(Dataset records)
======

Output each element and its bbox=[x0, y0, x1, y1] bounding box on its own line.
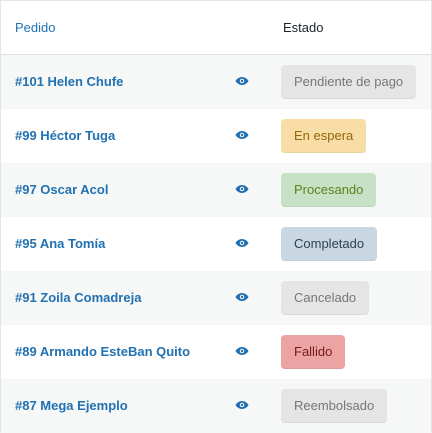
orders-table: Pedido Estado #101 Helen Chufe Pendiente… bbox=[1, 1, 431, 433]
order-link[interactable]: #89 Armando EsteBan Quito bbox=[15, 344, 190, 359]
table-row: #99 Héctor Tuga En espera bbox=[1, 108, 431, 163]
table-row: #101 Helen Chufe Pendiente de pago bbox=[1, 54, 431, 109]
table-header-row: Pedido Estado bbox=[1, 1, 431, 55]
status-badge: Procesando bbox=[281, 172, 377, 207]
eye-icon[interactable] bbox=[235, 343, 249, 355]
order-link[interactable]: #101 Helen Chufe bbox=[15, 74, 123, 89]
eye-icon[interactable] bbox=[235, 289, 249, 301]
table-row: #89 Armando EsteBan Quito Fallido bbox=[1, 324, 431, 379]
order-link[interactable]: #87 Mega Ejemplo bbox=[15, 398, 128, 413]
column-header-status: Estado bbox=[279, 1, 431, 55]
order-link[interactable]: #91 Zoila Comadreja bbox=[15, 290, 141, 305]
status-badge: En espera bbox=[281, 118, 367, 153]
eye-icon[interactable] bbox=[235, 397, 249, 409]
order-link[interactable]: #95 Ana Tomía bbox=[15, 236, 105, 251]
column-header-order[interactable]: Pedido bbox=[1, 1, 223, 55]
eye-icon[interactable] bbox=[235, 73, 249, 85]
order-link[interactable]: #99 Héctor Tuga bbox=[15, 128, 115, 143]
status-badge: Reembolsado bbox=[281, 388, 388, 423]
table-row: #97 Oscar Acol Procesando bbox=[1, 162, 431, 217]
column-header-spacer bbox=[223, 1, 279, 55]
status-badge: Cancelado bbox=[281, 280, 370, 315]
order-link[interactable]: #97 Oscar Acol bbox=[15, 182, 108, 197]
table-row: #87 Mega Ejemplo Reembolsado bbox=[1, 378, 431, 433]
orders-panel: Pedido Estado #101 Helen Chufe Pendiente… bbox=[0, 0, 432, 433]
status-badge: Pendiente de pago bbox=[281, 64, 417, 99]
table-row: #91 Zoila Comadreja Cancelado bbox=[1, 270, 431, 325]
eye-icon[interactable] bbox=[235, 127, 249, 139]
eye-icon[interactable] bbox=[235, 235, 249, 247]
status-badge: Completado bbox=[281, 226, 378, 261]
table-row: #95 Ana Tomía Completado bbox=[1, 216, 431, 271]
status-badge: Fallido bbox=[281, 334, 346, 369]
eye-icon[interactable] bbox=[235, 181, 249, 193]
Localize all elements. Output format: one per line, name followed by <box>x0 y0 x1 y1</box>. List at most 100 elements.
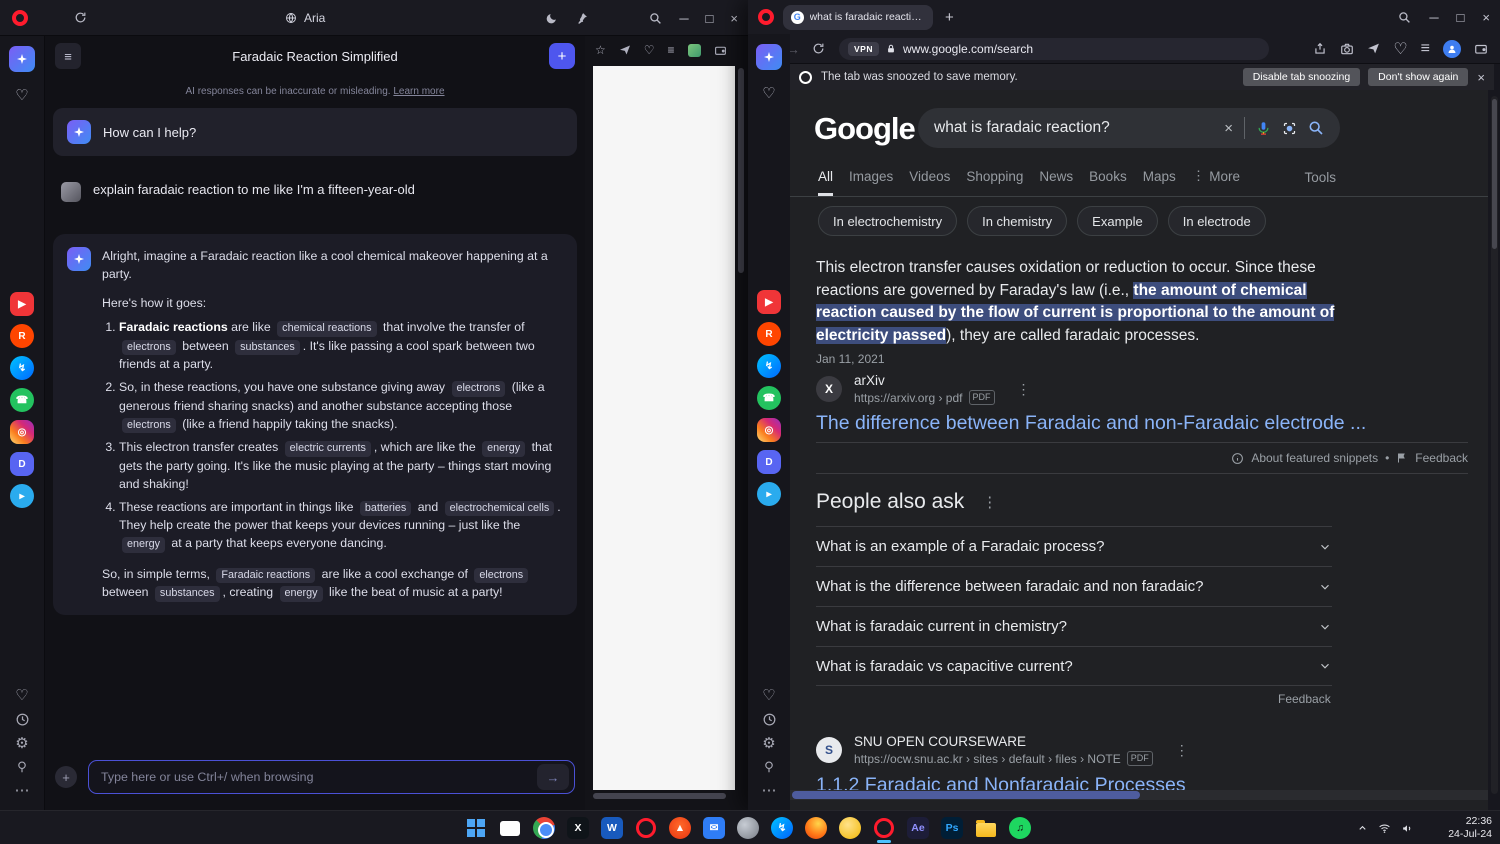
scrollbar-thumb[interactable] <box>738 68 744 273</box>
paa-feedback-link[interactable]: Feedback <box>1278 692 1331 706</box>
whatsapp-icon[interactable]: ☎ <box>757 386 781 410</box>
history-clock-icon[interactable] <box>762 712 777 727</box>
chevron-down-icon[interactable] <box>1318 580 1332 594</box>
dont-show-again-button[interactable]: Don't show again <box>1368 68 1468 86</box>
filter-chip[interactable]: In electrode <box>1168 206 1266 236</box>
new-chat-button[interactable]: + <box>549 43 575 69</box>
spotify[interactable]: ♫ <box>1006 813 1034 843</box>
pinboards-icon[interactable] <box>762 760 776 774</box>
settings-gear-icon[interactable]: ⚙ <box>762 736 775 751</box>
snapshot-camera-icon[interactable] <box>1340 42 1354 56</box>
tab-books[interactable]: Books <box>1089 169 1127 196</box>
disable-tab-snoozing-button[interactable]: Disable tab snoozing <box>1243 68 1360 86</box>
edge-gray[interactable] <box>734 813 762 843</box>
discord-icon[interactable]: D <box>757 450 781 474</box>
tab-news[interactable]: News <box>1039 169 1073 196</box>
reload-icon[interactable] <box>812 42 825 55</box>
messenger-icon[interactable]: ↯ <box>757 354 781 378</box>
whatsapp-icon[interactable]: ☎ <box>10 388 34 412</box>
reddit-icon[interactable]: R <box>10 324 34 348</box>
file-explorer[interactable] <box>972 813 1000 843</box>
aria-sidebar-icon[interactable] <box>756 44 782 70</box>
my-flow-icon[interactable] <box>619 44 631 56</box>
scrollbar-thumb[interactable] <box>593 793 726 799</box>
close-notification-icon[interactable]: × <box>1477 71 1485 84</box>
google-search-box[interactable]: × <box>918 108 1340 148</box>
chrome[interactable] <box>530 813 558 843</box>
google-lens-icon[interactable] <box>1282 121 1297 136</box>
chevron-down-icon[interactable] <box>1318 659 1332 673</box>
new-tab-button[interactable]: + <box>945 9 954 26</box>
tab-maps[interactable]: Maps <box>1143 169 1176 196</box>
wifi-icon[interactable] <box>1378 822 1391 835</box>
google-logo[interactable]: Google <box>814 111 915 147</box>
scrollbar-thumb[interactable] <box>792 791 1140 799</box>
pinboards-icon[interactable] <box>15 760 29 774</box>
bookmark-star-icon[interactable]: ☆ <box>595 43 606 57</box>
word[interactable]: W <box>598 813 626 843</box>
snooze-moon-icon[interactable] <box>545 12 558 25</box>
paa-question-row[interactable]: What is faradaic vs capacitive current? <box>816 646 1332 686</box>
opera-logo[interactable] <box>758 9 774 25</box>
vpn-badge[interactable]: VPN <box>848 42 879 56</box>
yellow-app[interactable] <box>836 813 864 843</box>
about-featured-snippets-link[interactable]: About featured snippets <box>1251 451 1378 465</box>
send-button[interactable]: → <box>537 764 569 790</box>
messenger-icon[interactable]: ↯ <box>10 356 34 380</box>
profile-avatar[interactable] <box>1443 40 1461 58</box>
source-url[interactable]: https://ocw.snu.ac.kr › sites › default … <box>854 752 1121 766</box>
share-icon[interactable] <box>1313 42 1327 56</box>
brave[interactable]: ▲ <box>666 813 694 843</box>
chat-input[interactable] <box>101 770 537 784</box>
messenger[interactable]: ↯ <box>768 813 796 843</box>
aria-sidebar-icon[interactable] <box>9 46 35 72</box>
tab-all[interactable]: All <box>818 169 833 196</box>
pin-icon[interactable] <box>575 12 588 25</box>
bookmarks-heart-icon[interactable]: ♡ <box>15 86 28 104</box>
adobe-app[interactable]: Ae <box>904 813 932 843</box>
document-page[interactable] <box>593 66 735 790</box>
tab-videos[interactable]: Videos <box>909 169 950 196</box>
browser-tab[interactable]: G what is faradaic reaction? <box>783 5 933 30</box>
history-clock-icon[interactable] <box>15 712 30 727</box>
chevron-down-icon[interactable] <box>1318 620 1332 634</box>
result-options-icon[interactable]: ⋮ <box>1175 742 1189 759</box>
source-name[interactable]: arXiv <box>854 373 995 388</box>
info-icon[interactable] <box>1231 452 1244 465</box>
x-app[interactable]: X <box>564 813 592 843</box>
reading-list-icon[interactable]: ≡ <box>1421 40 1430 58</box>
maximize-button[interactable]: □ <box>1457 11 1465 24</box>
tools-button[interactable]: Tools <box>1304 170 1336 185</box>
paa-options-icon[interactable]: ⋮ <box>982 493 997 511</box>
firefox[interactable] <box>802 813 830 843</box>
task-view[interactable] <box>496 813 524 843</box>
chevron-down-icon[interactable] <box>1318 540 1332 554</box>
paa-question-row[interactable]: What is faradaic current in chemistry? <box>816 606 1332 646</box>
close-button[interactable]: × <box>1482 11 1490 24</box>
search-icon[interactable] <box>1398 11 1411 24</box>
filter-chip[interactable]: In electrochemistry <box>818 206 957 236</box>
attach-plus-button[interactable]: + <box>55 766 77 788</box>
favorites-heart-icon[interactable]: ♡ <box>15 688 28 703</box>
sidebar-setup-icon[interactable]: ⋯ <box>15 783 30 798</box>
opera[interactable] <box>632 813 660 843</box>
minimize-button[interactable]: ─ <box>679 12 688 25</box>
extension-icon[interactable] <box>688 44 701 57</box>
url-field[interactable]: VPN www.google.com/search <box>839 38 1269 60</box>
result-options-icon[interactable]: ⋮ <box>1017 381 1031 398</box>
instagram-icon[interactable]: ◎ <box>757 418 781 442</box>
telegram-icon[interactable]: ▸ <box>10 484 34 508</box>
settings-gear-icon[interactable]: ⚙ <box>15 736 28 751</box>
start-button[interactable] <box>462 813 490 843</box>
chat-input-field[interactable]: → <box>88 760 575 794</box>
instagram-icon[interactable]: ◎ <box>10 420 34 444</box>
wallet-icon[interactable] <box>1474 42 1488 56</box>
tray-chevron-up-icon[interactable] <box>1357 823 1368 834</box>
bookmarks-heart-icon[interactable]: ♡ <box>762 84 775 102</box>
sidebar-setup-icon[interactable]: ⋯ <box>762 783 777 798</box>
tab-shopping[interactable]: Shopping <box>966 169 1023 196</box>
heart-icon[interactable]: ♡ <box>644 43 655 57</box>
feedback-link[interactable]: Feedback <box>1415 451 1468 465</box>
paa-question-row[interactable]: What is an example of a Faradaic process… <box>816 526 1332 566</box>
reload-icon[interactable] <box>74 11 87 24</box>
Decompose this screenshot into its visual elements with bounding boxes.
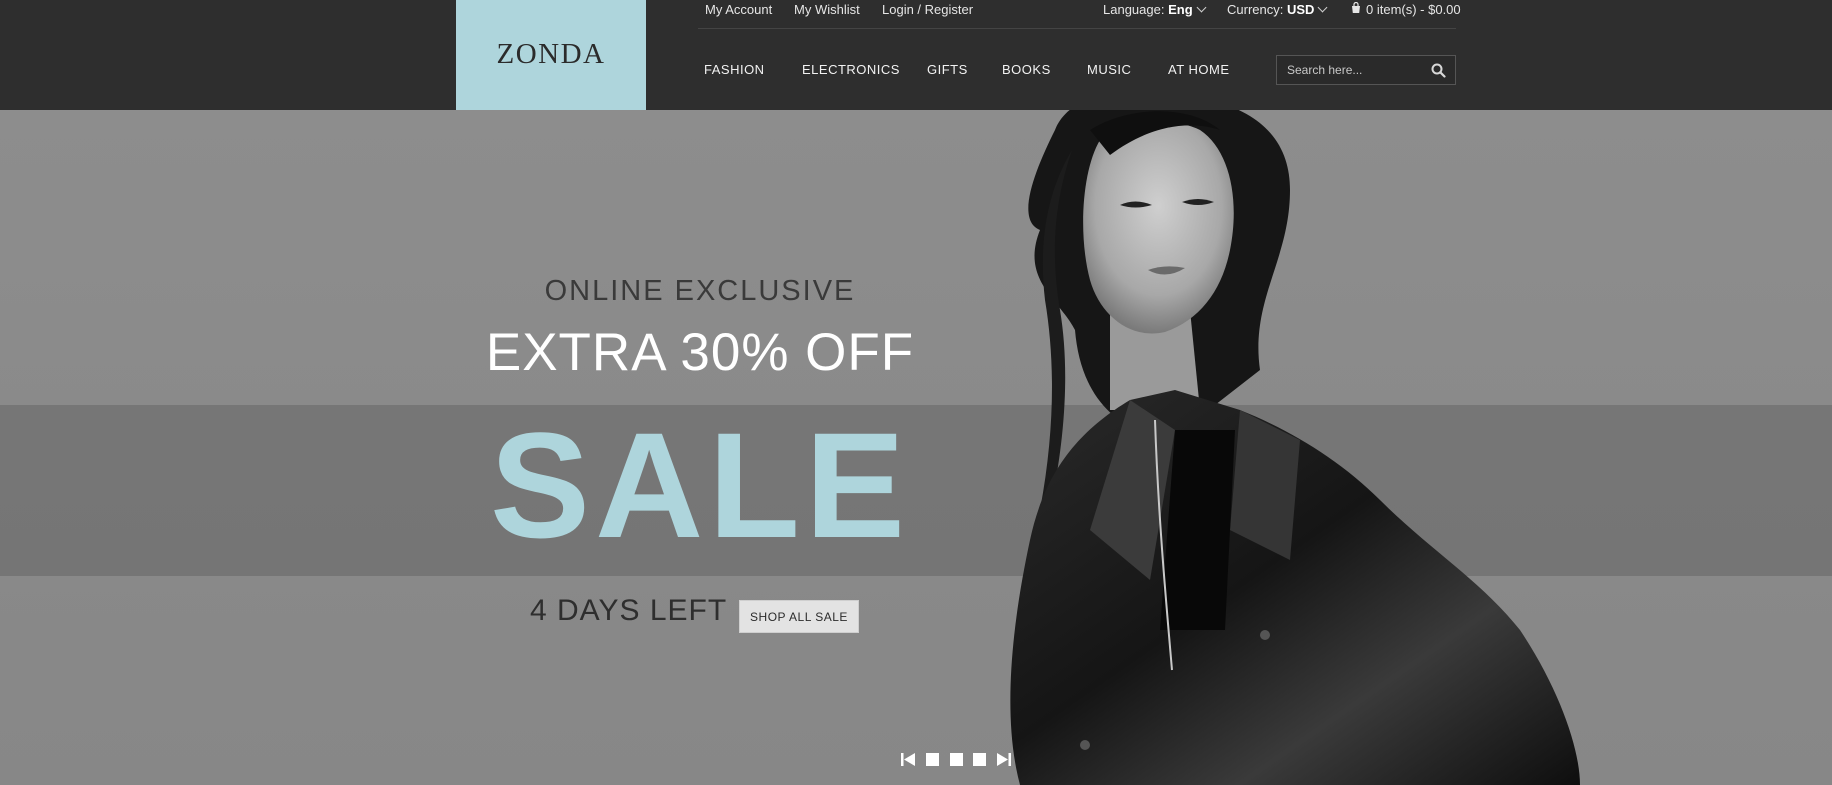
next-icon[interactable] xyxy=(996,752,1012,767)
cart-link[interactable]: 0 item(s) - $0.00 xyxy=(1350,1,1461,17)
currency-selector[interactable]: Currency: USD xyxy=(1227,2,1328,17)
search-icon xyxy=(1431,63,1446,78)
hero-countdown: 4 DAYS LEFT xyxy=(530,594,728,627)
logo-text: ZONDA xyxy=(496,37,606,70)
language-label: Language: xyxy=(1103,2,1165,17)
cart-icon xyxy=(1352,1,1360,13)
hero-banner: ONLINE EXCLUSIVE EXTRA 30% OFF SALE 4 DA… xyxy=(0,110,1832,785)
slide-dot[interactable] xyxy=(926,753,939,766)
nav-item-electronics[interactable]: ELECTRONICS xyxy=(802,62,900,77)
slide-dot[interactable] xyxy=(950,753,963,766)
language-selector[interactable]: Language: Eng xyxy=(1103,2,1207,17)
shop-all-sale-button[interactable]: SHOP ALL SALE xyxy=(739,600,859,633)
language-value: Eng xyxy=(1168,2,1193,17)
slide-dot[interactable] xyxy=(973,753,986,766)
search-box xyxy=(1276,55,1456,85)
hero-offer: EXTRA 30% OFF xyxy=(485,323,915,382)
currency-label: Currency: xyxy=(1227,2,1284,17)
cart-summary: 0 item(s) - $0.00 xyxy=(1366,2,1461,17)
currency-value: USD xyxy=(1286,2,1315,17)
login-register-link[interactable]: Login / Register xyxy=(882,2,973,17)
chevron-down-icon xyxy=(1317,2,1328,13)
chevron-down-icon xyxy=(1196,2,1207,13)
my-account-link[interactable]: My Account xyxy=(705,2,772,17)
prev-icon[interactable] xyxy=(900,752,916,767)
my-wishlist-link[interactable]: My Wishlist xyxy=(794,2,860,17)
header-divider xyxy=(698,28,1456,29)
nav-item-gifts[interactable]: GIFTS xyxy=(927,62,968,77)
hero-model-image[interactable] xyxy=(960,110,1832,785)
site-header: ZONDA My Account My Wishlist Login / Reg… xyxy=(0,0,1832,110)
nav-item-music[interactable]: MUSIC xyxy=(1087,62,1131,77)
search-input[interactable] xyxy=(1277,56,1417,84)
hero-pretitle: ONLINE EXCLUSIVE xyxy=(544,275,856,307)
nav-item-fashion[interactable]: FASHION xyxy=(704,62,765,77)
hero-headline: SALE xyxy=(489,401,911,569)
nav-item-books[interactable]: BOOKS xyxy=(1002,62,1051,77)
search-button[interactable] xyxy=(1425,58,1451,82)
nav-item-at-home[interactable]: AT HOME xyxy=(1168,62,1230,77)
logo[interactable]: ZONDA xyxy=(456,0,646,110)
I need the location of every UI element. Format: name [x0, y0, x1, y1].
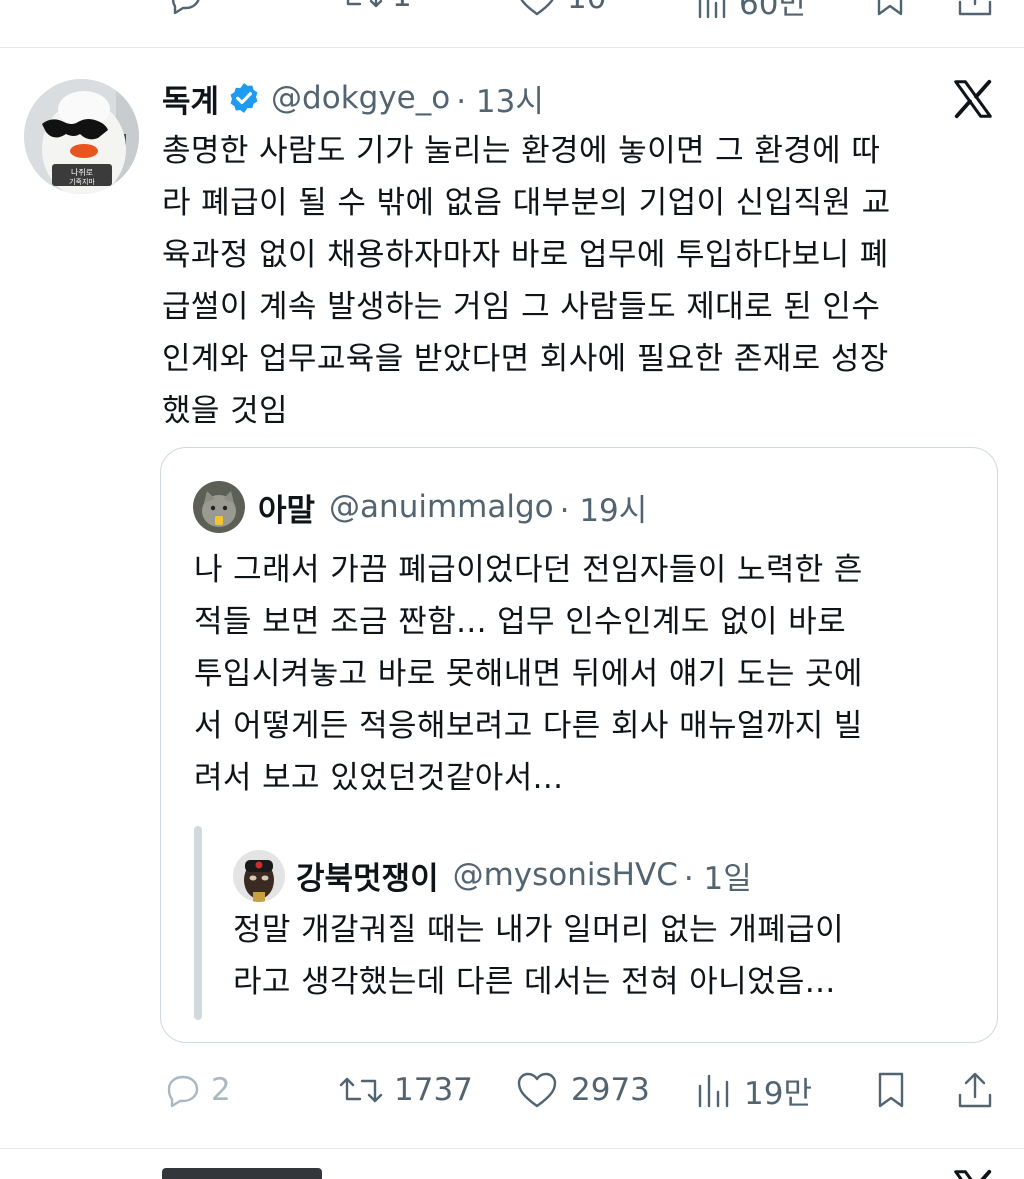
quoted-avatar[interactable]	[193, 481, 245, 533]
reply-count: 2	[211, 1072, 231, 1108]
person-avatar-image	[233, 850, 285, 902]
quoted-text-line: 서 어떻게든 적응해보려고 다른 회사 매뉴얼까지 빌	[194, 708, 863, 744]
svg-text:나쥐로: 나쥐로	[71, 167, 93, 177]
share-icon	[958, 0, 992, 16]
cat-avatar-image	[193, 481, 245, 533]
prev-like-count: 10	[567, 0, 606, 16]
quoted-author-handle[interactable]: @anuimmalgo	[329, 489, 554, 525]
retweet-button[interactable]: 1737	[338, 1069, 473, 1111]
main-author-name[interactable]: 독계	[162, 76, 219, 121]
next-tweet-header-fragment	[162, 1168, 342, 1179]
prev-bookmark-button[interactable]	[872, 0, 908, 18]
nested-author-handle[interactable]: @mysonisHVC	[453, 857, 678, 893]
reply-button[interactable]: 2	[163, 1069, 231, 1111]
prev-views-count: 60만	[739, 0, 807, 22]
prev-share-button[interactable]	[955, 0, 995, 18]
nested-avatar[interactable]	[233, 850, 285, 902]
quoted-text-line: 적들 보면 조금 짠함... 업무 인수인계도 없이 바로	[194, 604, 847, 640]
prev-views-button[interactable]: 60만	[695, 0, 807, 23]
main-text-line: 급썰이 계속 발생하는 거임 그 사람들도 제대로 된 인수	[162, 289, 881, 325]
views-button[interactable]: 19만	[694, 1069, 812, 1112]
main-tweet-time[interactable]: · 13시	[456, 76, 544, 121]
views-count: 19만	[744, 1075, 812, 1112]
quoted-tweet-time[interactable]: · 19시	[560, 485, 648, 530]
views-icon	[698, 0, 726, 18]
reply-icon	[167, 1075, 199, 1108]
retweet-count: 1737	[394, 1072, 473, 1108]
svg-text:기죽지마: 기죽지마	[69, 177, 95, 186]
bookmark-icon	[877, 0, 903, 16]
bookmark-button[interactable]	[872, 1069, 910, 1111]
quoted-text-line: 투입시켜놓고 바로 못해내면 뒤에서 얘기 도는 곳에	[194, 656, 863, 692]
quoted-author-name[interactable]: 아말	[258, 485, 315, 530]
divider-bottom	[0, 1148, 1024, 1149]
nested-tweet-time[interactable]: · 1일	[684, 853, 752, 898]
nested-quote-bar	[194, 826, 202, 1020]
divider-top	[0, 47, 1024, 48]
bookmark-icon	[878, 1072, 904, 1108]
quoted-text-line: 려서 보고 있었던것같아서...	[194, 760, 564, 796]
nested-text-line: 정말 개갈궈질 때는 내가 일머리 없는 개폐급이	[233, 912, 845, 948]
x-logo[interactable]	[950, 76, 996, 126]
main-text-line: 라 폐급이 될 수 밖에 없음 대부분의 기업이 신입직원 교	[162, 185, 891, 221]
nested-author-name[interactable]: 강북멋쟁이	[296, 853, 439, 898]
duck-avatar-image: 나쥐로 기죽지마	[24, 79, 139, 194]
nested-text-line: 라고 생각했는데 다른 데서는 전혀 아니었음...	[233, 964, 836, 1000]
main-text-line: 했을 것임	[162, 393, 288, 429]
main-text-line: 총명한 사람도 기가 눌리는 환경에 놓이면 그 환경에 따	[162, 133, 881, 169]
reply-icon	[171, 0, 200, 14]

======

**Task statement**: Please return every line from the items above that contains the word "Armando", copying each one in full.

**Full output**:
order-link[interactable]: #89 Armando EsteBan Quito bbox=[15, 344, 190, 359]
table-row: #89 Armando EsteBan Quito Fallido bbox=[1, 324, 431, 379]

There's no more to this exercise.